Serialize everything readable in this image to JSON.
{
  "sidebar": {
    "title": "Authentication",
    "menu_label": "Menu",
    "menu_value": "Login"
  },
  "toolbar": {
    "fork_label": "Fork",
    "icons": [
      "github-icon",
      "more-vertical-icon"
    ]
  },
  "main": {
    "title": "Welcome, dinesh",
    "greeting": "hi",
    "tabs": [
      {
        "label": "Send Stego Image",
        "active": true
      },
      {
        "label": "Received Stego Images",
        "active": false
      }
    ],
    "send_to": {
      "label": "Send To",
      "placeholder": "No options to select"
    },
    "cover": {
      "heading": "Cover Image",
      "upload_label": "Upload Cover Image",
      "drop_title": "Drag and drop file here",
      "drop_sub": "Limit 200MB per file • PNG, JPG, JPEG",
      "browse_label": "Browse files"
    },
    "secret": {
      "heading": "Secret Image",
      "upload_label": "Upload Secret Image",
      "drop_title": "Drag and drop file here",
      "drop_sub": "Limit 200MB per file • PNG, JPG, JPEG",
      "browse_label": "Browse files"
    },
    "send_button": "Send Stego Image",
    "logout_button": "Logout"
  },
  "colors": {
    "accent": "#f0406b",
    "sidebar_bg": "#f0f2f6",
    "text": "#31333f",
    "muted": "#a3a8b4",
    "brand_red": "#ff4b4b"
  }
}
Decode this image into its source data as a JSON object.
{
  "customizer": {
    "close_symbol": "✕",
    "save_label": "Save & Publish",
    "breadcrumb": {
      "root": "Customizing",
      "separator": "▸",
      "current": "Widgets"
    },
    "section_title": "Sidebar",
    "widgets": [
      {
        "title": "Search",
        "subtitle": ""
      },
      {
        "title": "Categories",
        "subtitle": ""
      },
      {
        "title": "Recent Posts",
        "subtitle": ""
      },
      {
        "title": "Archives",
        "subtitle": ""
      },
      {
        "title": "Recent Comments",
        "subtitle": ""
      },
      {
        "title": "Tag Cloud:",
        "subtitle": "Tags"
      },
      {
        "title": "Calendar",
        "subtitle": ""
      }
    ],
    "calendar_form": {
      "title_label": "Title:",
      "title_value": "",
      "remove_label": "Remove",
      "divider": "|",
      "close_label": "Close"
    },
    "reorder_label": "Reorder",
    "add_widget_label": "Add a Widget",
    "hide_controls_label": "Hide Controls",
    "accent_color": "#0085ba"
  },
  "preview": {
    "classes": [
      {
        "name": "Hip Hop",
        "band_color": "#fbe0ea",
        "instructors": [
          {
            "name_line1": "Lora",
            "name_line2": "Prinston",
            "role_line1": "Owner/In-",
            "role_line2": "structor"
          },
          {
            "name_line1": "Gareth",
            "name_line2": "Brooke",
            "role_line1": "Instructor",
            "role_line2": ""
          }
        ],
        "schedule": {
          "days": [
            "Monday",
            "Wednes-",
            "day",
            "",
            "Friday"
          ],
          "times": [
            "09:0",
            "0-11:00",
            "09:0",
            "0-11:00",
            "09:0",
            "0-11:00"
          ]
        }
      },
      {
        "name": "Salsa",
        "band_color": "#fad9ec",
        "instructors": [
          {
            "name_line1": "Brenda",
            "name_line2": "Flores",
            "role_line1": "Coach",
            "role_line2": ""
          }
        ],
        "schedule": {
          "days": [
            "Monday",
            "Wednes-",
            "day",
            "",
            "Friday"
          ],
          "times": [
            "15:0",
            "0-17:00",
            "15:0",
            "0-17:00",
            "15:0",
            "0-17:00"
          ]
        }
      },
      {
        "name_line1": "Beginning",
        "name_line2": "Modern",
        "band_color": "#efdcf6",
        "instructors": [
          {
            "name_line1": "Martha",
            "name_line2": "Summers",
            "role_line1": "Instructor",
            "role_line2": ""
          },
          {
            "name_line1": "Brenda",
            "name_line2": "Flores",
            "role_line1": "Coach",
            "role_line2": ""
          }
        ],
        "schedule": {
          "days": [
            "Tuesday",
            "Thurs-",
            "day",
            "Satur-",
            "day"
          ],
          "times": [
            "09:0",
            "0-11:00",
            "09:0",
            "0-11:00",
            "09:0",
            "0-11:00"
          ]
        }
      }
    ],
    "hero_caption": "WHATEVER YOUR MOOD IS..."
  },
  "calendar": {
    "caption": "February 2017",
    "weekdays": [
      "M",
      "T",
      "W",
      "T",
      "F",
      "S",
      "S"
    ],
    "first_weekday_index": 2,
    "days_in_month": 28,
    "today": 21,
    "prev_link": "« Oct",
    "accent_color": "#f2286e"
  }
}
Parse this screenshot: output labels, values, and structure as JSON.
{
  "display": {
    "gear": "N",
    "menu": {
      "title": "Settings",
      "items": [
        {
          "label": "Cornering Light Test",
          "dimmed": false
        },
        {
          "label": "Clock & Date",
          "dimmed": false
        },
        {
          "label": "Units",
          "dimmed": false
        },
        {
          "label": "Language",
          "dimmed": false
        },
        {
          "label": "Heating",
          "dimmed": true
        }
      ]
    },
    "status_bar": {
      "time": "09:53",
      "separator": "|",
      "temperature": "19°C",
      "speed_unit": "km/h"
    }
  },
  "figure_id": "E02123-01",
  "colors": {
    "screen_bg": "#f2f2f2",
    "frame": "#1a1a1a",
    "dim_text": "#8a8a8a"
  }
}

::::

Repeat the entries shown above, every one, word for word.

Serialize everything readable in this image to JSON.
{
  "sidebar": {
    "title": "Authentication",
    "menu_label": "Menu",
    "menu_value": "Login"
  },
  "toolbar": {
    "fork_label": "Fork",
    "icons": [
      "github-icon",
      "more-vertical-icon"
    ]
  },
  "main": {
    "title": "Welcome, dinesh",
    "greeting": "hi",
    "tabs": [
      {
        "label": "Send Stego Image",
        "active": true
      },
      {
        "label": "Received Stego Images",
        "active": false
      }
    ],
    "send_to": {
      "label": "Send To",
      "placeholder": "No options to select"
    },
    "cover": {
      "heading": "Cover Image",
      "upload_label": "Upload Cover Image",
      "drop_title": "Drag and drop file here",
      "drop_sub": "Limit 200MB per file • PNG, JPG, JPEG",
      "browse_label": "Browse files"
    },
    "secret": {
      "heading": "Secret Image",
      "upload_label": "Upload Secret Image",
      "drop_title": "Drag and drop file here",
      "drop_sub": "Limit 200MB per file • PNG, JPG, JPEG",
      "browse_label": "Browse files"
    },
    "send_button": "Send Stego Image",
    "logout_button": "Logout"
  },
  "colors": {
    "accent": "#f0406b",
    "sidebar_bg": "#f0f2f6",
    "text": "#31333f",
    "muted": "#a3a8b4",
    "brand_red": "#ff4b4b"
  }
}
Decode this image into its source data as a JSON object.
{
  "customizer": {
    "close_symbol": "✕",
    "save_label": "Save & Publish",
    "breadcrumb": {
      "root": "Customizing",
      "separator": "▸",
      "current": "Widgets"
    },
    "section_title": "Sidebar",
    "widgets": [
      {
        "title": "Search",
        "subtitle": ""
      },
      {
        "title": "Categories",
        "subtitle": ""
      },
      {
        "title": "Recent Posts",
        "subtitle": ""
      },
      {
        "title": "Archives",
        "subtitle": ""
      },
      {
        "title": "Recent Comments",
        "subtitle": ""
      },
      {
        "title": "Tag Cloud:",
        "subtitle": "Tags"
      },
      {
        "title": "Calendar",
        "subtitle": ""
      }
    ],
    "calendar_form": {
      "title_label": "Title:",
      "title_value": "",
      "remove_label": "Remove",
      "divider": "|",
      "close_label": "Close"
    },
    "reorder_label": "Reorder",
    "add_widget_label": "Add a Widget",
    "hide_controls_label": "Hide Controls",
    "accent_color": "#0085ba"
  },
  "preview": {
    "classes": [
      {
        "name": "Hip Hop",
        "band_color": "#fbe0ea",
        "instructors": [
          {
            "name_line1": "Lora",
            "name_line2": "Prinston",
            "role_line1": "Owner/In-",
            "role_line2": "structor"
          },
          {
            "name_line1": "Gareth",
            "name_line2": "Brooke",
            "role_line1": "Instructor",
            "role_line2": ""
          }
        ],
        "schedule": {
          "days": [
            "Monday",
            "Wednes-",
            "day",
            "",
            "Friday"
          ],
          "times": [
            "09:0",
            "0-11:00",
            "09:0",
            "0-11:00",
            "09:0",
            "0-11:00"
          ]
        }
      },
      {
        "name": "Salsa",
        "band_color": "#fad9ec",
        "instructors": [
          {
            "name_line1": "Brenda",
            "name_line2": "Flores",
            "role_line1": "Coach",
            "role_line2": ""
          }
        ],
        "schedule": {
          "days": [
            "Monday",
            "Wednes-",
            "day",
            "",
            "Friday"
          ],
          "times": [
            "15:0",
            "0-17:00",
            "15:0",
            "0-17:00",
            "15:0",
            "0-17:00"
          ]
        }
      },
      {
        "name_line1": "Beginning",
        "name_line2": "Modern",
        "band_color": "#efdcf6",
        "instructors": [
          {
            "name_line1": "Martha",
            "name_line2": "Summers",
            "role_line1": "Instructor",
            "role_line2": ""
          },
          {
            "name_line1": "Brenda",
            "name_line2": "Flores",
            "role_line1": "Coach",
            "role_line2": ""
          }
        ],
        "schedule": {
          "days": [
            "Tuesday",
            "Thurs-",
            "day",
            "Satur-",
            "day"
          ],
          "times": [
            "09:0",
            "0-11:00",
            "09:0",
            "0-11:00",
            "09:0",
            "0-11:00"
          ]
        }
      }
    ],
    "hero_caption": "WHATEVER YOUR MOOD IS..."
  },
  "calendar": {
    "caption": "February 2017",
    "weekdays": [
      "M",
      "T",
      "W",
      "T",
      "F",
      "S",
      "S"
    ],
    "first_weekday_index": 2,
    "days_in_month": 28,
    "today": 21,
    "prev_link": "« Oct",
    "accent_color": "#f2286e"
  }
}
Parse this screenshot: output labels, values, and structure as JSON.
{
  "display": {
    "gear": "N",
    "menu": {
      "title": "Settings",
      "items": [
        {
          "label": "Cornering Light Test",
          "dimmed": false
        },
        {
          "label": "Clock & Date",
          "dimmed": false
        },
        {
          "label": "Units",
          "dimmed": false
        },
        {
          "label": "Language",
          "dimmed": false
        },
        {
          "label": "Heating",
          "dimmed": true
        }
      ]
    },
    "status_bar": {
      "time": "09:53",
      "separator": "|",
      "temperature": "19°C",
      "speed_unit": "km/h"
    }
  },
  "figure_id": "E02123-01",
  "colors": {
    "screen_bg": "#f2f2f2",
    "frame": "#1a1a1a",
    "dim_text": "#8a8a8a"
  }
}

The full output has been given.